WRITTEN TASK =
Would you return all of this data exactly, leaving nothing out?

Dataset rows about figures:
----

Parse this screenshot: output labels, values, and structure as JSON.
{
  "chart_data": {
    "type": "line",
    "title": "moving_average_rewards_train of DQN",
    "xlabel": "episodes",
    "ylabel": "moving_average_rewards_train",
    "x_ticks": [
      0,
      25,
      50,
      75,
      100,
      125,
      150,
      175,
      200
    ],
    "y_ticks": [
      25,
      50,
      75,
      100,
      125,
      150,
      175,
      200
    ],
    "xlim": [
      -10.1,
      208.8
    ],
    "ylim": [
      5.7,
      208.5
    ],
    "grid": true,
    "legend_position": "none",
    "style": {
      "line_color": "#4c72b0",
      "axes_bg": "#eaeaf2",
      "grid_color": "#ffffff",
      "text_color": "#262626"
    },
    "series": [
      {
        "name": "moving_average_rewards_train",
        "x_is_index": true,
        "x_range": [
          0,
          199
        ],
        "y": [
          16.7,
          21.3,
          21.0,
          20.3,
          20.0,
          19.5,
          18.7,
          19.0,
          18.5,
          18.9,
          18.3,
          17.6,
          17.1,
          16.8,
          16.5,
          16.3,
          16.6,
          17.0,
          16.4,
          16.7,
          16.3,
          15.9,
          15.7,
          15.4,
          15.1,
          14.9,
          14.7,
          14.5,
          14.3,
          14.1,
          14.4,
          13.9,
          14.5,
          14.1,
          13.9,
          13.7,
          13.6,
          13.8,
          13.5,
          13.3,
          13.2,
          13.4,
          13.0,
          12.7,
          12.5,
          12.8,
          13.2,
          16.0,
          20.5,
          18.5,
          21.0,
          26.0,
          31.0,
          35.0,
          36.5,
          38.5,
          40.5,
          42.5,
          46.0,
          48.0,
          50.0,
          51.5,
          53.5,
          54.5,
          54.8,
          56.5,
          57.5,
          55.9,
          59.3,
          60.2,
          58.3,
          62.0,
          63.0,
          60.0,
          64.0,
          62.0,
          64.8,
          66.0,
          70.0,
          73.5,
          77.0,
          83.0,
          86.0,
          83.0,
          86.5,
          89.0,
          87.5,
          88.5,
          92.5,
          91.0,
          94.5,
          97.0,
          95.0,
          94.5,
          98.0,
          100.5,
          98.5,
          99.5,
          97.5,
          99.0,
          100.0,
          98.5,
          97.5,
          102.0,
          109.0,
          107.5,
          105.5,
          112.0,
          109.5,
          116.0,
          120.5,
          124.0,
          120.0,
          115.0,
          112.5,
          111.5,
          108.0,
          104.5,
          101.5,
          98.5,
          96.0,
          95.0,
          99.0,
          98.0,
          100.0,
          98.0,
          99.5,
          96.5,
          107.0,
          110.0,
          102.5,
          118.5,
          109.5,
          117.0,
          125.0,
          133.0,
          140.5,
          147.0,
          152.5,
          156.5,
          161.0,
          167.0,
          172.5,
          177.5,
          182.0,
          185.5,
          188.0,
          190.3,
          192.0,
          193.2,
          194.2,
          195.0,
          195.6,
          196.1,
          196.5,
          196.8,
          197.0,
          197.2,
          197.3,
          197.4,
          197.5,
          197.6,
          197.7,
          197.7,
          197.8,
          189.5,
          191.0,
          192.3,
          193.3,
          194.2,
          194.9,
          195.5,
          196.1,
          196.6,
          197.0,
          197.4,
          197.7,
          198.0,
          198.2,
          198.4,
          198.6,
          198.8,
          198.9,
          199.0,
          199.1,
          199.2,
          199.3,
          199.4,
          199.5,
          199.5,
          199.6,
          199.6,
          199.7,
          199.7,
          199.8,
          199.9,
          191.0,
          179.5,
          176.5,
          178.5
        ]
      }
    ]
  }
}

----

OUTPUT FOR THIS TASK =
Parse this screenshot: output labels, values, and structure as JSON.
{
  "chart_data": {
    "type": "line",
    "title": "moving_average_rewards_train of DQN",
    "xlabel": "episodes",
    "ylabel": "moving_average_rewards_train",
    "x_ticks": [
      0,
      25,
      50,
      75,
      100,
      125,
      150,
      175,
      200
    ],
    "y_ticks": [
      25,
      50,
      75,
      100,
      125,
      150,
      175,
      200
    ],
    "xlim": [
      -10.1,
      208.8
    ],
    "ylim": [
      5.7,
      208.5
    ],
    "grid": true,
    "legend_position": "none",
    "style": {
      "line_color": "#4c72b0",
      "axes_bg": "#eaeaf2",
      "grid_color": "#ffffff",
      "text_color": "#262626"
    },
    "series": [
      {
        "name": "moving_average_rewards_train",
        "x_is_index": true,
        "x_range": [
          0,
          199
        ],
        "y": [
          16.7,
          21.3,
          21.0,
          20.3,
          20.0,
          19.5,
          18.7,
          19.0,
          18.5,
          18.9,
          18.3,
          17.6,
          17.1,
          16.8,
          16.5,
          16.3,
          16.6,
          17.0,
          16.4,
          16.7,
          16.3,
          15.9,
          15.7,
          15.4,
          15.1,
          14.9,
          14.7,
          14.5,
          14.3,
          14.1,
          14.4,
          13.9,
          14.5,
          14.1,
          13.9,
          13.7,
          13.6,
          13.8,
          13.5,
          13.3,
          13.2,
          13.4,
          13.0,
          12.7,
          12.5,
          12.8,
          13.2,
          16.0,
          20.5,
          18.5,
          21.0,
          26.0,
          31.0,
          35.0,
          36.5,
          38.5,
          40.5,
          42.5,
          46.0,
          48.0,
          50.0,
          51.5,
          53.5,
          54.5,
          54.8,
          56.5,
          57.5,
          55.9,
          59.3,
          60.2,
          58.3,
          62.0,
          63.0,
          60.0,
          64.0,
          62.0,
          64.8,
          66.0,
          70.0,
          73.5,
          77.0,
          83.0,
          86.0,
          83.0,
          86.5,
          89.0,
          87.5,
          88.5,
          92.5,
          91.0,
          94.5,
          97.0,
          95.0,
          94.5,
          98.0,
          100.5,
          98.5,
          99.5,
          97.5,
          99.0,
          100.0,
          98.5,
          97.5,
          102.0,
          109.0,
          107.5,
          105.5,
          112.0,
          109.5,
          116.0,
          120.5,
          124.0,
          120.0,
          115.0,
          112.5,
          111.5,
          108.0,
          104.5,
          101.5,
          98.5,
          96.0,
          95.0,
          99.0,
          98.0,
          100.0,
          98.0,
          99.5,
          96.5,
          107.0,
          110.0,
          102.5,
          118.5,
          109.5,
          117.0,
          125.0,
          133.0,
          140.5,
          147.0,
          152.5,
          156.5,
          161.0,
          167.0,
          172.5,
          177.5,
          182.0,
          185.5,
          188.0,
          190.3,
          192.0,
          193.2,
          194.2,
          195.0,
          195.6,
          196.1,
          196.5,
          196.8,
          197.0,
          197.2,
          197.3,
          197.4,
          197.5,
          197.6,
          197.7,
          197.7,
          197.8,
          189.5,
          191.0,
          192.3,
          193.3,
          194.2,
          194.9,
          195.5,
          196.1,
          196.6,
          197.0,
          197.4,
          197.7,
          198.0,
          198.2,
          198.4,
          198.6,
          198.8,
          198.9,
          199.0,
          199.1,
          199.2,
          199.3,
          199.4,
          199.5,
          199.5,
          199.6,
          199.6,
          199.7,
          199.7,
          199.8,
          199.9,
          191.0,
          179.5,
          176.5,
          178.5
        ]
      }
    ]
  }
}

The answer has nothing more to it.